>> begin

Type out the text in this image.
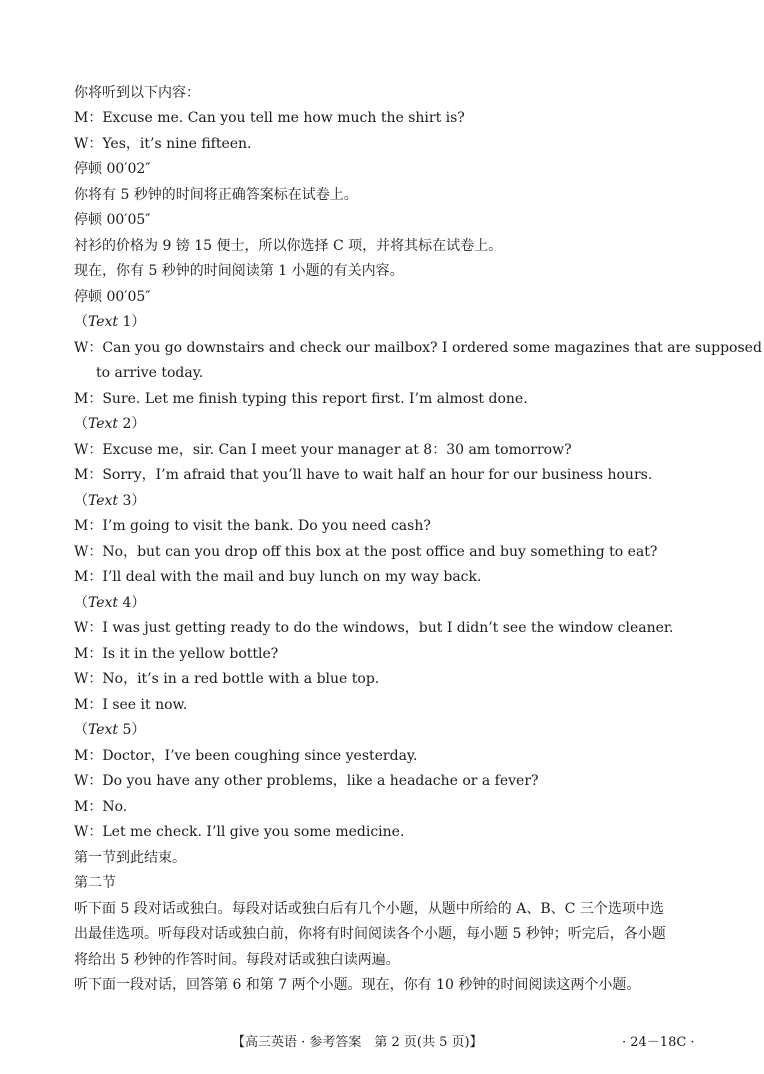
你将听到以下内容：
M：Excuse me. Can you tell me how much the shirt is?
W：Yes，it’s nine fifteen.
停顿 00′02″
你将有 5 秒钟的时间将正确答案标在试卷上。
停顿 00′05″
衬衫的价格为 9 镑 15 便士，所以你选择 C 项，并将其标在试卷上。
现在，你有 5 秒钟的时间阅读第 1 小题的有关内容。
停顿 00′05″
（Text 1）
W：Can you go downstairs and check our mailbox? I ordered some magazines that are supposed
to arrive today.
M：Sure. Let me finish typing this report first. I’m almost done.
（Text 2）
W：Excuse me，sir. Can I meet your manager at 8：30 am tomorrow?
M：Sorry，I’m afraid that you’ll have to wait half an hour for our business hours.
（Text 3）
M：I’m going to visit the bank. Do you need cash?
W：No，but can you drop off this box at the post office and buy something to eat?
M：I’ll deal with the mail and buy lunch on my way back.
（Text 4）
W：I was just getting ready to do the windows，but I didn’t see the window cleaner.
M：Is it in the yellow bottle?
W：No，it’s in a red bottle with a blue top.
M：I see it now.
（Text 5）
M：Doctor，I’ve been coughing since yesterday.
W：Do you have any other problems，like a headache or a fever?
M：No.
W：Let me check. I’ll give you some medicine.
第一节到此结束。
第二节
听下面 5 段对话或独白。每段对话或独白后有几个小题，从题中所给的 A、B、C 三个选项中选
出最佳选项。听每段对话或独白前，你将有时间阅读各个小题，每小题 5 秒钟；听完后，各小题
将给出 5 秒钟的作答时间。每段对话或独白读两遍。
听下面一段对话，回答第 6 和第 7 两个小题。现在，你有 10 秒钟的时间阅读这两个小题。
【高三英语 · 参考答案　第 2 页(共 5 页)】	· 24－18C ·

>> end

EXERCISE GOAL
Tell how many lines of the material above hold "this", answering with a bare number.

FINAL RESULT
3